The request: Transcribe the listing in full, excluding any pictures.

Saved entries:

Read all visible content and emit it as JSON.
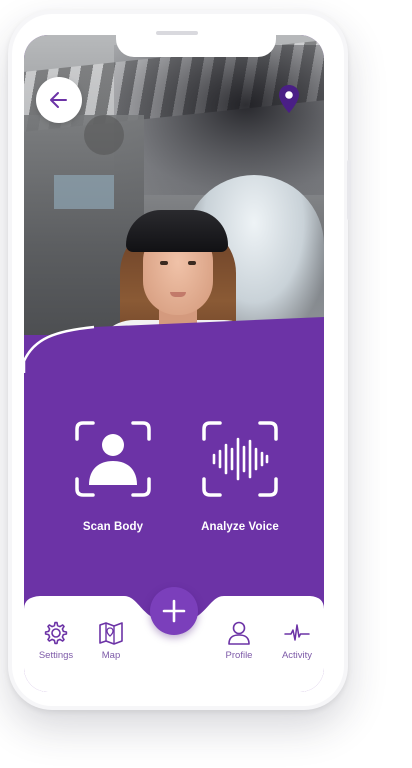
{
  "colors": {
    "accent": "#6c33a6",
    "fab": "#7b3fbb",
    "nav_text": "#7d5aa8",
    "white": "#ffffff"
  },
  "header": {
    "back_icon": "arrow-left-icon",
    "location_icon": "map-pin-icon"
  },
  "actions": [
    {
      "label": "Scan Body",
      "icon": "person-scan-icon"
    },
    {
      "label": "Analyze Voice",
      "icon": "sound-wave-scan-icon"
    }
  ],
  "fab": {
    "icon": "plus-icon"
  },
  "nav": [
    {
      "label": "Settings",
      "icon": "gear-icon"
    },
    {
      "label": "Map",
      "icon": "map-icon"
    },
    {
      "label": "Profile",
      "icon": "user-icon"
    },
    {
      "label": "Activity",
      "icon": "pulse-icon"
    }
  ]
}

Output of the exercise:
Read all visible content and emit it as JSON.
{
  "colors": {
    "accent": "#6c33a6",
    "fab": "#7b3fbb",
    "nav_text": "#7d5aa8",
    "white": "#ffffff"
  },
  "header": {
    "back_icon": "arrow-left-icon",
    "location_icon": "map-pin-icon"
  },
  "actions": [
    {
      "label": "Scan Body",
      "icon": "person-scan-icon"
    },
    {
      "label": "Analyze Voice",
      "icon": "sound-wave-scan-icon"
    }
  ],
  "fab": {
    "icon": "plus-icon"
  },
  "nav": [
    {
      "label": "Settings",
      "icon": "gear-icon"
    },
    {
      "label": "Map",
      "icon": "map-icon"
    },
    {
      "label": "Profile",
      "icon": "user-icon"
    },
    {
      "label": "Activity",
      "icon": "pulse-icon"
    }
  ]
}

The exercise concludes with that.